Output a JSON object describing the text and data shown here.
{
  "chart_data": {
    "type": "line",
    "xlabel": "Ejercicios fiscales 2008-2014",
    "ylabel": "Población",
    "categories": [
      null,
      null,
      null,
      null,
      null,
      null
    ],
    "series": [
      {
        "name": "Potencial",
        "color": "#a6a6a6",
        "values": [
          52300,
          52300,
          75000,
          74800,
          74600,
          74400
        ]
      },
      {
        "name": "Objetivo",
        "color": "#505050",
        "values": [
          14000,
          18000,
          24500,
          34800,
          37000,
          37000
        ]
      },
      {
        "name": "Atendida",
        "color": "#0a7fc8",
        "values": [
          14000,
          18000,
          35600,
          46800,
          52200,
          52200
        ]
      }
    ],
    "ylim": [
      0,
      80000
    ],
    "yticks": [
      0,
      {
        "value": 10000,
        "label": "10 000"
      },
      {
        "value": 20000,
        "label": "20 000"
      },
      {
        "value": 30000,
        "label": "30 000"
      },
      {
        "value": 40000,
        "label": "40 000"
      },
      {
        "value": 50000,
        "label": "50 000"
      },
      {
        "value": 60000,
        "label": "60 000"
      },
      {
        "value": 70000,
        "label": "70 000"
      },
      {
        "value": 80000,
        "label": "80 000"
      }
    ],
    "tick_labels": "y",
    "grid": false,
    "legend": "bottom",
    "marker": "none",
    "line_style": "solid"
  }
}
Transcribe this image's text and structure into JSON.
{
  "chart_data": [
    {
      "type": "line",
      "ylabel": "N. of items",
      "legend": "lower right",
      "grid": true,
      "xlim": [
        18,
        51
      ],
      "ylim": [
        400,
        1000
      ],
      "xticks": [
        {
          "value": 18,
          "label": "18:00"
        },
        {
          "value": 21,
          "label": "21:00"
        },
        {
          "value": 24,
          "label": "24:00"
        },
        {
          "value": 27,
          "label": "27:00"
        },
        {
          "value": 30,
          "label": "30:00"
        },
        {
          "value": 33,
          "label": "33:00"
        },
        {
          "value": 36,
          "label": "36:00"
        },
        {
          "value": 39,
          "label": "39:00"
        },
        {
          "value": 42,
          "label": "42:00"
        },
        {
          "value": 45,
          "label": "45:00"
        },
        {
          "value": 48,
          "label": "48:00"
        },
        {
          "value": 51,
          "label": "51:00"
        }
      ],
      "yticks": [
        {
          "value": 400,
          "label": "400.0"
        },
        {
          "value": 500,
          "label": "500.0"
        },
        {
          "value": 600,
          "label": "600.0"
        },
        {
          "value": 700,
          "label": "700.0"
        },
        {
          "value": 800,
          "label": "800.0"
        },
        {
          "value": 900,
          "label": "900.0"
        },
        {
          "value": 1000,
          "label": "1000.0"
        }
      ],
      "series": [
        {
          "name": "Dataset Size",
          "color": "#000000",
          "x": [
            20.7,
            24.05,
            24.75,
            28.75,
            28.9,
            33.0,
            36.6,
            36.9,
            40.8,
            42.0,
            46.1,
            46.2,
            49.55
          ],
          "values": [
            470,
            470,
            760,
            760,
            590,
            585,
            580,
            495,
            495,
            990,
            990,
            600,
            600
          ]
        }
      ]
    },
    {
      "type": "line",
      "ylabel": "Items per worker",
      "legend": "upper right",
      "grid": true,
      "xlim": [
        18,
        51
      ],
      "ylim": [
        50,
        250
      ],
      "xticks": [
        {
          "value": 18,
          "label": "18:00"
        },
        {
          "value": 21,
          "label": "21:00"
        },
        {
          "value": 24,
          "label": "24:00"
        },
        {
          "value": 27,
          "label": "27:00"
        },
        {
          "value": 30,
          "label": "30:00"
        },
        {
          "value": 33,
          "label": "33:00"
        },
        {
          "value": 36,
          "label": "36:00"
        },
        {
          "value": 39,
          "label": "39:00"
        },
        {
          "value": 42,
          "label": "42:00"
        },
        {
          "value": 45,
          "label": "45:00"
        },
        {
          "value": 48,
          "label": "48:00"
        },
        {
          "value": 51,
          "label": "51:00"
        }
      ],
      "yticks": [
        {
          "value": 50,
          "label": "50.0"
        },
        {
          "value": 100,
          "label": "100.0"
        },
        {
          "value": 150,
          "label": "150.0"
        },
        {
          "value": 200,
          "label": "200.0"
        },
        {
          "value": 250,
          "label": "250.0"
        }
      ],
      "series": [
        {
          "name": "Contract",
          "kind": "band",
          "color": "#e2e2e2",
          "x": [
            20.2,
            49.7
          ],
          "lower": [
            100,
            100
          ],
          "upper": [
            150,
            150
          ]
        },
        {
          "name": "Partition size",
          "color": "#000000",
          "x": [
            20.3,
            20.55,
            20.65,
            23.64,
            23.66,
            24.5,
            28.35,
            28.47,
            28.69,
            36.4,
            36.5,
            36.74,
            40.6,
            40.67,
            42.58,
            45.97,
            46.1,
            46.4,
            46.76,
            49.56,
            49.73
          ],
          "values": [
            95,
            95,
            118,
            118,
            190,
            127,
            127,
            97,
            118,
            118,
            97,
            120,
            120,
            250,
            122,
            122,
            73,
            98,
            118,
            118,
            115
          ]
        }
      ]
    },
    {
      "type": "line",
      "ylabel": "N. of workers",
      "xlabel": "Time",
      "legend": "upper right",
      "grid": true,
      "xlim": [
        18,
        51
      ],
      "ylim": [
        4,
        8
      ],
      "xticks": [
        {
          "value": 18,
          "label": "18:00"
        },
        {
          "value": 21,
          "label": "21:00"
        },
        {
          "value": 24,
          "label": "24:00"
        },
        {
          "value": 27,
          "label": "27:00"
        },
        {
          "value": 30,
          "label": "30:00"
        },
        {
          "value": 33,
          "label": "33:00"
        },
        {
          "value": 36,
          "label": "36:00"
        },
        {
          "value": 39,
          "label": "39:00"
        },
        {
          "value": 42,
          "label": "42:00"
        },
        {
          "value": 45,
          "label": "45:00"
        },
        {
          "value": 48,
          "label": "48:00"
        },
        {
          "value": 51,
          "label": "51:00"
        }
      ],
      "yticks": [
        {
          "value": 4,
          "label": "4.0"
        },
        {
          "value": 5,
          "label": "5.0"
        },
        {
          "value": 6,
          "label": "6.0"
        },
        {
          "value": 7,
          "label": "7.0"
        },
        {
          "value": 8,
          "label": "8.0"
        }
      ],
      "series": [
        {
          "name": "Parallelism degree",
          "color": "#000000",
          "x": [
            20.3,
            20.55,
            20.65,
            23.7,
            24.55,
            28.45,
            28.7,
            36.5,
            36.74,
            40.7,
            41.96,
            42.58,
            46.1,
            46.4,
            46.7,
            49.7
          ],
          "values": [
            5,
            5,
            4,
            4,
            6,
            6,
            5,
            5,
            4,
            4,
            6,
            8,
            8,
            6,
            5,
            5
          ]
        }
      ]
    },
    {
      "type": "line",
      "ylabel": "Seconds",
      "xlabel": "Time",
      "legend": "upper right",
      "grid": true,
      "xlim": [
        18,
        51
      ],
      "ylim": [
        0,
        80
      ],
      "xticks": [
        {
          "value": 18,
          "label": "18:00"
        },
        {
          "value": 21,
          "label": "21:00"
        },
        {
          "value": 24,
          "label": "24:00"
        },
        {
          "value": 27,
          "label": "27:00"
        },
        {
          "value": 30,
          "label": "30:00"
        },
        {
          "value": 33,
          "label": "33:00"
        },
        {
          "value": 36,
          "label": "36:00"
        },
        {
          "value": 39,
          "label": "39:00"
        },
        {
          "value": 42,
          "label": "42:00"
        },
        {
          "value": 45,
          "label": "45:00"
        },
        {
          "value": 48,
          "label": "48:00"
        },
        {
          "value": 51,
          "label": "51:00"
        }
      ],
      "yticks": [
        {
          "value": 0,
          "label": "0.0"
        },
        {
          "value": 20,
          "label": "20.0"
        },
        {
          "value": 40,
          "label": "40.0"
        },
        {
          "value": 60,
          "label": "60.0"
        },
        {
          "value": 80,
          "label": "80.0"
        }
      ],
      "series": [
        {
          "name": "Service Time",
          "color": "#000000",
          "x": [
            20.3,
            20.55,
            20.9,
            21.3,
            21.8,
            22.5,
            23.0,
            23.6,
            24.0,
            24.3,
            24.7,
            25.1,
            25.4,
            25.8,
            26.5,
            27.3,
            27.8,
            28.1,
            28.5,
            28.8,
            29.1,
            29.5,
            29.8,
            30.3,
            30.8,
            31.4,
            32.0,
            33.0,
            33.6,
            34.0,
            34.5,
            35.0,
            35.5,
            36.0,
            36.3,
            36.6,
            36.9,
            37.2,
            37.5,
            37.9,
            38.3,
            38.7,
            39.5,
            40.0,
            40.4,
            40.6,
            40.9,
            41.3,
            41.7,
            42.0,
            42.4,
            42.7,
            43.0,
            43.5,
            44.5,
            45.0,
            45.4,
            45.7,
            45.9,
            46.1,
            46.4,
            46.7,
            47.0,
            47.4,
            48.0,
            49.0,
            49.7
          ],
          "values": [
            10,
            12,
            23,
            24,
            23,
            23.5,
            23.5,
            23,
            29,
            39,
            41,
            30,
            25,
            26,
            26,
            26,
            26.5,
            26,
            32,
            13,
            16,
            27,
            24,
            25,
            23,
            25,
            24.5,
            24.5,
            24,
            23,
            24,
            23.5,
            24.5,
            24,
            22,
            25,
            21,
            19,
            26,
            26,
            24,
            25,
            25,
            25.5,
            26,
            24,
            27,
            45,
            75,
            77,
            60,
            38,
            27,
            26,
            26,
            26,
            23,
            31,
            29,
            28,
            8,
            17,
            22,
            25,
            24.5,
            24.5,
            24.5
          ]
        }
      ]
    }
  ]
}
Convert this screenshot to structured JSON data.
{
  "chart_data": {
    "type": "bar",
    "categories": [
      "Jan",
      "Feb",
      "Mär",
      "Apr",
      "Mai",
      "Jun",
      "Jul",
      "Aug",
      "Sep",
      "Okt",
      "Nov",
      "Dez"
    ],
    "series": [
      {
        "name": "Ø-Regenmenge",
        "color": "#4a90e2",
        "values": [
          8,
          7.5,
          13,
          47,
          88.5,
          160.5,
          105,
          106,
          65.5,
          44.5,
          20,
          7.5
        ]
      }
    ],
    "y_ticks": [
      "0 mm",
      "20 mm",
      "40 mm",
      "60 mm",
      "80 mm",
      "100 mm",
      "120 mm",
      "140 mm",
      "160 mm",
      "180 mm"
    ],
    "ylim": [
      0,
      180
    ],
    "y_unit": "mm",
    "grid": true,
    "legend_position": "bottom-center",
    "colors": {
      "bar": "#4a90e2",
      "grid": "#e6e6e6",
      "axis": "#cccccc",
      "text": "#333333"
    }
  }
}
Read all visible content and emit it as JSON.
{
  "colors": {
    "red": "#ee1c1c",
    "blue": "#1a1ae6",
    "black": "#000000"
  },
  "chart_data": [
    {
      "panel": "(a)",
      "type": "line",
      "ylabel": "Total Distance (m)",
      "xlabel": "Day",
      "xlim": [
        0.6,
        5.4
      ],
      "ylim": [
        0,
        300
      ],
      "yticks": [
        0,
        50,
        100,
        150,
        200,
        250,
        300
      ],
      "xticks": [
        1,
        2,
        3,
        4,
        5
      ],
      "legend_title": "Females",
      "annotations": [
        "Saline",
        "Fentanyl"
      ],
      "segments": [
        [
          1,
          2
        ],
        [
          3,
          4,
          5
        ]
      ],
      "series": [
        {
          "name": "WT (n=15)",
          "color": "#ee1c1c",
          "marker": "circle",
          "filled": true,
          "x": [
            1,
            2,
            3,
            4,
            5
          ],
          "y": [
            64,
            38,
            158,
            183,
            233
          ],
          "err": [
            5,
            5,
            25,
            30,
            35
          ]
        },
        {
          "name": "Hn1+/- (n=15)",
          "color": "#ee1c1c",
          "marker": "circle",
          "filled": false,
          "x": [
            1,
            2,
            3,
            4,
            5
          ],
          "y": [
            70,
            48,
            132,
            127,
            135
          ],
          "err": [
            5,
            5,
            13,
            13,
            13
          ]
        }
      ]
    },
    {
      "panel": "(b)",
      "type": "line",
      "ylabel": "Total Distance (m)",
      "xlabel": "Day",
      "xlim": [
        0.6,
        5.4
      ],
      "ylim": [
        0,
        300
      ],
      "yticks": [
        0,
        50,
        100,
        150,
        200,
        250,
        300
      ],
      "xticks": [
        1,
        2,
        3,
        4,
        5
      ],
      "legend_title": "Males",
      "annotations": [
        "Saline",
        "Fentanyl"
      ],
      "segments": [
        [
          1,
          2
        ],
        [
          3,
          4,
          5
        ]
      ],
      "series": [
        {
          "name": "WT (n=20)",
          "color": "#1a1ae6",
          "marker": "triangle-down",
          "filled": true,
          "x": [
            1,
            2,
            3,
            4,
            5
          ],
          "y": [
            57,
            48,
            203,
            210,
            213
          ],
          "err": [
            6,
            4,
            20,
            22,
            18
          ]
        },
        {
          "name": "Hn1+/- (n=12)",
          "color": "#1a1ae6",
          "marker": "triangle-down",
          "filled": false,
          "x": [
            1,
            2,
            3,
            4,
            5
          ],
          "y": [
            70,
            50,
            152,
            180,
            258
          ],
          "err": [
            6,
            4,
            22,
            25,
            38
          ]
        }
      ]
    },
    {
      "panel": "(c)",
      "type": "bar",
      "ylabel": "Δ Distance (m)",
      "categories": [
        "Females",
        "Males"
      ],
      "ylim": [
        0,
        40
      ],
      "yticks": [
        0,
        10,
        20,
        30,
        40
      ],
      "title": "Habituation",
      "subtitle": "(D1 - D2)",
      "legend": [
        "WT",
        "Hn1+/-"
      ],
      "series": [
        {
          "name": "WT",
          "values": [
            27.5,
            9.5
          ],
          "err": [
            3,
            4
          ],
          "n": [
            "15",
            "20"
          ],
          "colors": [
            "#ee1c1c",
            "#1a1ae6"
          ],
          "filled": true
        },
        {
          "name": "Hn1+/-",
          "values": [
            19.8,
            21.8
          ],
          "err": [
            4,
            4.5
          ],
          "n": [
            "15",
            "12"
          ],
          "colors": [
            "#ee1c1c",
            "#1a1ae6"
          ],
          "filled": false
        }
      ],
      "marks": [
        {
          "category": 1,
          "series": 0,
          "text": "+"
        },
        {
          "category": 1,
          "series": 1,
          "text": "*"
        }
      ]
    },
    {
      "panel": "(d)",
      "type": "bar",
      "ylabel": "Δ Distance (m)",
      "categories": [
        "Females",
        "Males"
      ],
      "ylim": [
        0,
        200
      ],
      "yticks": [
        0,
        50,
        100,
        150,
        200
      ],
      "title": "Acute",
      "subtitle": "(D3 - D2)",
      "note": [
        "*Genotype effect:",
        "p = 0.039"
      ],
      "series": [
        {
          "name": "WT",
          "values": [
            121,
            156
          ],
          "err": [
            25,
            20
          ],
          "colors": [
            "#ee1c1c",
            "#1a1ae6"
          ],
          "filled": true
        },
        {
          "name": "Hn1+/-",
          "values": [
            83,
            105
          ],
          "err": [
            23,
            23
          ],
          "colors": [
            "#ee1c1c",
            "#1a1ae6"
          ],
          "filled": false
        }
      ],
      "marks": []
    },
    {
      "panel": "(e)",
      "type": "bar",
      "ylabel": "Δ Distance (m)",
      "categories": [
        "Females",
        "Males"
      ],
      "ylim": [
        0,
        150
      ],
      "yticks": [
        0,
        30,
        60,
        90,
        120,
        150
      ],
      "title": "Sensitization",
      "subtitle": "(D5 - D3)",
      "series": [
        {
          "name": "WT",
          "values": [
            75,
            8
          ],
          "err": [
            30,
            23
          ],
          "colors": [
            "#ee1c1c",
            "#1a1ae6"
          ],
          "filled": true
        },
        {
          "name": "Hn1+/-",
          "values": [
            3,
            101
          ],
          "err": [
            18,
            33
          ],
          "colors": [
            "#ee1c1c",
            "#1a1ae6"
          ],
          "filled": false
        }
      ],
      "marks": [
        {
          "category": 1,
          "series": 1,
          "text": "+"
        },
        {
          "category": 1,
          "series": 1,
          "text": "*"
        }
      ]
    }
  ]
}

| WHAT TO WORK ON |
Using the entries above, return each line in which the word "text" occurs.

| FINAL RESULT |
Output a JSON object describing the text and data shown here.
Transcribe this image's text and structure into JSON.
      "text": "#333333"
          "text": "+"
          "text": "*"
          "text": "+"
          "text": "*"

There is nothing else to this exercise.